▸ **REQUIRED WORK**:
Count the lines containing "Asia" in the entries underneath, and state that count without anything else.

▸ **LISTING**:

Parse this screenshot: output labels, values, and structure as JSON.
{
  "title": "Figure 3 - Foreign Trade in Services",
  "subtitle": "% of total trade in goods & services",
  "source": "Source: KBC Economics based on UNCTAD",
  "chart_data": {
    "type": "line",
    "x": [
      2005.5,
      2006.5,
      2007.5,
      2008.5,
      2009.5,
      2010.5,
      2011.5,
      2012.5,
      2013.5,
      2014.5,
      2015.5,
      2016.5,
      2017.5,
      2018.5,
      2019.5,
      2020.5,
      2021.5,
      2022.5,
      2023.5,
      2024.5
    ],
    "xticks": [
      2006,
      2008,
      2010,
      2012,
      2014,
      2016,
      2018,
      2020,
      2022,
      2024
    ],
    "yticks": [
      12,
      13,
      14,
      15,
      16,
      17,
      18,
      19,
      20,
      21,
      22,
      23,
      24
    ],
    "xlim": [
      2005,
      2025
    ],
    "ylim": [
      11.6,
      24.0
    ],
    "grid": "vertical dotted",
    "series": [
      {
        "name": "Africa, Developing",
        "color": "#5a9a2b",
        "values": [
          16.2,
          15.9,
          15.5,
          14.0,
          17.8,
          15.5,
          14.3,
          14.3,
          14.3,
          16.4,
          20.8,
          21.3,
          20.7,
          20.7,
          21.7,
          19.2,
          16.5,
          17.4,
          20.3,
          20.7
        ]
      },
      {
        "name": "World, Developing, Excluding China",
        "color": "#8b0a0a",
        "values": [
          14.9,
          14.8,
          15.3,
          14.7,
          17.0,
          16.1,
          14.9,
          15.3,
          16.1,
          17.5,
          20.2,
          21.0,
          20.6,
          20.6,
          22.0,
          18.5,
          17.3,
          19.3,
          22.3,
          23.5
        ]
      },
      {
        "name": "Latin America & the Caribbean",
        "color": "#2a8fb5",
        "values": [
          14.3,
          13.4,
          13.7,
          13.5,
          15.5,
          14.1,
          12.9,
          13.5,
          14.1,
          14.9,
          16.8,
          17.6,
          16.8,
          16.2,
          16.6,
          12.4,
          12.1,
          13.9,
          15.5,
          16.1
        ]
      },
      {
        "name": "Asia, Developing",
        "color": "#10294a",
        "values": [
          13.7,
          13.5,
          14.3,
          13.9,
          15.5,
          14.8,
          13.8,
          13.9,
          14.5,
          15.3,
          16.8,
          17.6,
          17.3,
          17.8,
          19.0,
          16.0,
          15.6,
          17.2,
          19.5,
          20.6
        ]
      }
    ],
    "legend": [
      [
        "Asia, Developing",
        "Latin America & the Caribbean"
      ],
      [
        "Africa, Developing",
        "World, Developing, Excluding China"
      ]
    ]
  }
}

▸ **FINISHED TASK**:
2